[YOUR INSTRUCTIONS] From the entries below, gather every line containing the string "equilibrium".

○ ○ ○

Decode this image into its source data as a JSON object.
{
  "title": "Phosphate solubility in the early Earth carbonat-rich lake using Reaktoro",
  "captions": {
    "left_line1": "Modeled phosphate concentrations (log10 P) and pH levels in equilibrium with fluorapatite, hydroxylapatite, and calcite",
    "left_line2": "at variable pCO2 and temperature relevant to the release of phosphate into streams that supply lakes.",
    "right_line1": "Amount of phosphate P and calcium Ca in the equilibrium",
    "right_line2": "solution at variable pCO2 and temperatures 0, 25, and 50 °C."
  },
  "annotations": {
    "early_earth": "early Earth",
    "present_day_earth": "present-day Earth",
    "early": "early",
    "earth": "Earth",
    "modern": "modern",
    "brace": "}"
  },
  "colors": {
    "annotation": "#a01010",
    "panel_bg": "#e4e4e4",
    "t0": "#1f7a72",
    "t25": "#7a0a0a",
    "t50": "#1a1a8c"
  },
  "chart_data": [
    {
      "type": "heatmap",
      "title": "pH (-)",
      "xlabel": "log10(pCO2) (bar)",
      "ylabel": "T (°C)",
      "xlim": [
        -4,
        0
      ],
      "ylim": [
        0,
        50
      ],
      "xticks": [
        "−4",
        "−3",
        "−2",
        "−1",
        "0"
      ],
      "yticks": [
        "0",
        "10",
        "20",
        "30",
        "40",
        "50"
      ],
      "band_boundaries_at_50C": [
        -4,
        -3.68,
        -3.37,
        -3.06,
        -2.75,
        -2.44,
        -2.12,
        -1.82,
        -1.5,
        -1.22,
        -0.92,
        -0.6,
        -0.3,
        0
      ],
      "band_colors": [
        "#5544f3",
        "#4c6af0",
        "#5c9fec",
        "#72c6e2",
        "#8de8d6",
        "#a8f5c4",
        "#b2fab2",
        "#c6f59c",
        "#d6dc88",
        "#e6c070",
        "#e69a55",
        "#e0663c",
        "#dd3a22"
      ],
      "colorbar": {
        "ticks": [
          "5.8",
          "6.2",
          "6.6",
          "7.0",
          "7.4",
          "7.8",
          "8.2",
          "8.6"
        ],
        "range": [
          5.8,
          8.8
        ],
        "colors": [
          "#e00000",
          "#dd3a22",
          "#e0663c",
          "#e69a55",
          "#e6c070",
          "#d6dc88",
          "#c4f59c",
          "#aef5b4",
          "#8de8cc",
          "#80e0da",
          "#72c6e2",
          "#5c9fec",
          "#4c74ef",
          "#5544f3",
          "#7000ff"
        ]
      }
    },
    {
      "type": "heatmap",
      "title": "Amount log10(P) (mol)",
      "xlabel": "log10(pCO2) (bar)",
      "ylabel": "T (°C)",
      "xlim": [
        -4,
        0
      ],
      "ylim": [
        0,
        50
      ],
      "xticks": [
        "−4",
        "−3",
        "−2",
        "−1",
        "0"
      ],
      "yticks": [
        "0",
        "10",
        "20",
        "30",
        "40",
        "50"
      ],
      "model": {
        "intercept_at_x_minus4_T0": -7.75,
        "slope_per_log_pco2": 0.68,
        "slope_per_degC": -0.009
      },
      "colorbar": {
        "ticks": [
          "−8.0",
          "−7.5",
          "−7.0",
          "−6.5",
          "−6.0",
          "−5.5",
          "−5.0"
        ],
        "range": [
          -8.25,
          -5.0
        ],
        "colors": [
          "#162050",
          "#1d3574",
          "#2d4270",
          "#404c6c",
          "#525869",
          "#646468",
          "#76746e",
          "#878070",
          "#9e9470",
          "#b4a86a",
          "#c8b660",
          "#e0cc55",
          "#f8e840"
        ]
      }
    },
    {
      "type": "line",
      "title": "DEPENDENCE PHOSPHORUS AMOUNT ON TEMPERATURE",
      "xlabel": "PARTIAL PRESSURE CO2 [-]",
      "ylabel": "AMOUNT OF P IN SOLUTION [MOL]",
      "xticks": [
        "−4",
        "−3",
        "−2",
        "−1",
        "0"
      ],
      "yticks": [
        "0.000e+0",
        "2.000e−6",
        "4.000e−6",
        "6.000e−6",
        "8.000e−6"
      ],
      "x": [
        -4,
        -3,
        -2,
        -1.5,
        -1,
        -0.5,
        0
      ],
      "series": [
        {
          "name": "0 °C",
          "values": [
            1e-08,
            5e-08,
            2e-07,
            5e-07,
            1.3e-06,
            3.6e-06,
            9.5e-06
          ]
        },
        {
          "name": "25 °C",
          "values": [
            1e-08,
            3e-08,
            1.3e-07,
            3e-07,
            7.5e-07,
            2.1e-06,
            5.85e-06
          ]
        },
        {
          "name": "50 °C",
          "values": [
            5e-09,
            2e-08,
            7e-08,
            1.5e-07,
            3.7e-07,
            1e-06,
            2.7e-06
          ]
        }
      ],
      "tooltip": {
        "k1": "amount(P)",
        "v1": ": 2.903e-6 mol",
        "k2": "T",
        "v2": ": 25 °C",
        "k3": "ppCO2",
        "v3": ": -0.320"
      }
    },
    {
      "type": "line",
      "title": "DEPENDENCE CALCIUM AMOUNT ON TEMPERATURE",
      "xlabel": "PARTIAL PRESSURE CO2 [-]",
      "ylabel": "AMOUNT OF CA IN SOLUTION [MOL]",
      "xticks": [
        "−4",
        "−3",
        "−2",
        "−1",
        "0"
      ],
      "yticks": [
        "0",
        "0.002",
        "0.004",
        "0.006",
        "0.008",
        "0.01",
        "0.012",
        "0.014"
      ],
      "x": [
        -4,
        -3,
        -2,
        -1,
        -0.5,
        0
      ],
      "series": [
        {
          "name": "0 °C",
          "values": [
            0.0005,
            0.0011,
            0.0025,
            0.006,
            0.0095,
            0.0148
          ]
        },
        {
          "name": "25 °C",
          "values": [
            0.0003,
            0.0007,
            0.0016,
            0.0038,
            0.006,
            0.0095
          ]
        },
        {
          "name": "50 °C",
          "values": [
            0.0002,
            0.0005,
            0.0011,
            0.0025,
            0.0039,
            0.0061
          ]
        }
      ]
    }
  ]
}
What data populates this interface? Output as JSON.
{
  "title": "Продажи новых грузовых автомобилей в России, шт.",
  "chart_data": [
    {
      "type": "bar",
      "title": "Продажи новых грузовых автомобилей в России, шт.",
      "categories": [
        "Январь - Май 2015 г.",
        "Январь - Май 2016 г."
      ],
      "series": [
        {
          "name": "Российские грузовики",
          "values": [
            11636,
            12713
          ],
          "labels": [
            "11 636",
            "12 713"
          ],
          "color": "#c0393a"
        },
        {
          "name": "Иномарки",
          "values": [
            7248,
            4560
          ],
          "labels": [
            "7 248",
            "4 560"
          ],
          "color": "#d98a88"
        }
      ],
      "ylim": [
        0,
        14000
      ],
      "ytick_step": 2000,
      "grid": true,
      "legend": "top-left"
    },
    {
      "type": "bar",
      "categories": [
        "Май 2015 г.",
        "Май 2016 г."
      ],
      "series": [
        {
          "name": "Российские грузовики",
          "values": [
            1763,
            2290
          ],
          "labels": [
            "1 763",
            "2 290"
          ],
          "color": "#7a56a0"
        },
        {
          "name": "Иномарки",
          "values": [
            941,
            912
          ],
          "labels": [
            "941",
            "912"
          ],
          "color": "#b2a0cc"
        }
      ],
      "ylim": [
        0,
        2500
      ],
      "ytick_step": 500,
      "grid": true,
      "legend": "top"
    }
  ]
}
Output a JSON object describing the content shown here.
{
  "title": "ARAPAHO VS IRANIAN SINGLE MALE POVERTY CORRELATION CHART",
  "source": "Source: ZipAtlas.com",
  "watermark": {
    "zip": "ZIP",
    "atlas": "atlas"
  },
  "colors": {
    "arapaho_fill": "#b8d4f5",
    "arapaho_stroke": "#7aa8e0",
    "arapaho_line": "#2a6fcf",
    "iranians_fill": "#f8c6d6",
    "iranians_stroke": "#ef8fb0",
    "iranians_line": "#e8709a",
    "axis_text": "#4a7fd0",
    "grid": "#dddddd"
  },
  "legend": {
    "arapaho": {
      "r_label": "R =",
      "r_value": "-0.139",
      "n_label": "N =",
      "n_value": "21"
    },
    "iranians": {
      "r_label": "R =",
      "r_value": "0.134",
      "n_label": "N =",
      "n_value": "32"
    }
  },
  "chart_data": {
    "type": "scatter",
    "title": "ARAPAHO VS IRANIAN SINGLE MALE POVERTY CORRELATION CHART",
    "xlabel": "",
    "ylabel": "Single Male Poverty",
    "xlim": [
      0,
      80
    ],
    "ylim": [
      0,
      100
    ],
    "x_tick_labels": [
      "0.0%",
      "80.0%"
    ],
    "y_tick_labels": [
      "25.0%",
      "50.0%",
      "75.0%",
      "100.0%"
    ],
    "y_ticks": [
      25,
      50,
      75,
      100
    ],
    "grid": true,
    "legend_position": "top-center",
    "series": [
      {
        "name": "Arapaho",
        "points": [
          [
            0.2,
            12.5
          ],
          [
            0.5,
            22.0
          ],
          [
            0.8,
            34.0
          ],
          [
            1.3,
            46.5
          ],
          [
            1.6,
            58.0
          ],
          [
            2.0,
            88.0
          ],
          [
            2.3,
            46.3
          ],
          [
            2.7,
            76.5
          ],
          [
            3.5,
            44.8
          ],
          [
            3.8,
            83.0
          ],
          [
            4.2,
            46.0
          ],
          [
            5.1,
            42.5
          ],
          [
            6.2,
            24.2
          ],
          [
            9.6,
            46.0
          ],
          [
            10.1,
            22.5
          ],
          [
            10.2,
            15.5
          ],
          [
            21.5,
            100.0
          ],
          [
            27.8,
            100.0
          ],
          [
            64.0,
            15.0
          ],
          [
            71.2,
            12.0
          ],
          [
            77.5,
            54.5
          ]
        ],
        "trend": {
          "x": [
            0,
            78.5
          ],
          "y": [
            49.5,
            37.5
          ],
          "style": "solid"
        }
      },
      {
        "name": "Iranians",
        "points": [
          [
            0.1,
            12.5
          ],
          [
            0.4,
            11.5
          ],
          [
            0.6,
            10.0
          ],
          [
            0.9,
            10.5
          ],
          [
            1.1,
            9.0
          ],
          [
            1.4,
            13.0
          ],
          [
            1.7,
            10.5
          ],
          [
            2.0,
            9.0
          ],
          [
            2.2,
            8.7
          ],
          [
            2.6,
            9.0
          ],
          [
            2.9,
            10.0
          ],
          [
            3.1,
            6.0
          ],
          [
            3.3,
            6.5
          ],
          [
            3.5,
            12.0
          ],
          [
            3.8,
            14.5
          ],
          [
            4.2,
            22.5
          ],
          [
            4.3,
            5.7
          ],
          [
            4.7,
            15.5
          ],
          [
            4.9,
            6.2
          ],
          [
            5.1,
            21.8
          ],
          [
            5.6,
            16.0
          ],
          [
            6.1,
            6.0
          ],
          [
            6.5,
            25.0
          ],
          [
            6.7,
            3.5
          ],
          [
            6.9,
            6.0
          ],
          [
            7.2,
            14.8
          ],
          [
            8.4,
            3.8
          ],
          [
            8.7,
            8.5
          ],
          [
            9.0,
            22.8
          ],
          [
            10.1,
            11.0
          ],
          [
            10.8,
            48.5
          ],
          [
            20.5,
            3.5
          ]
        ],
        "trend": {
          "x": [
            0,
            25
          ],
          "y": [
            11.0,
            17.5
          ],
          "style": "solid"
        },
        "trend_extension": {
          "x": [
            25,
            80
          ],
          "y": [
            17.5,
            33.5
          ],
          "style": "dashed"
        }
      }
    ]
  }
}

○ ○ ○

[WRITTEN ANSWER]
    "left_line1": "Modeled phosphate concentrations (log10 P) and pH levels in equilibrium with fluorapatite, hydroxylapatite, and calcite",
    "right_line1": "Amount of phosphate P and calcium Ca in the equilibrium",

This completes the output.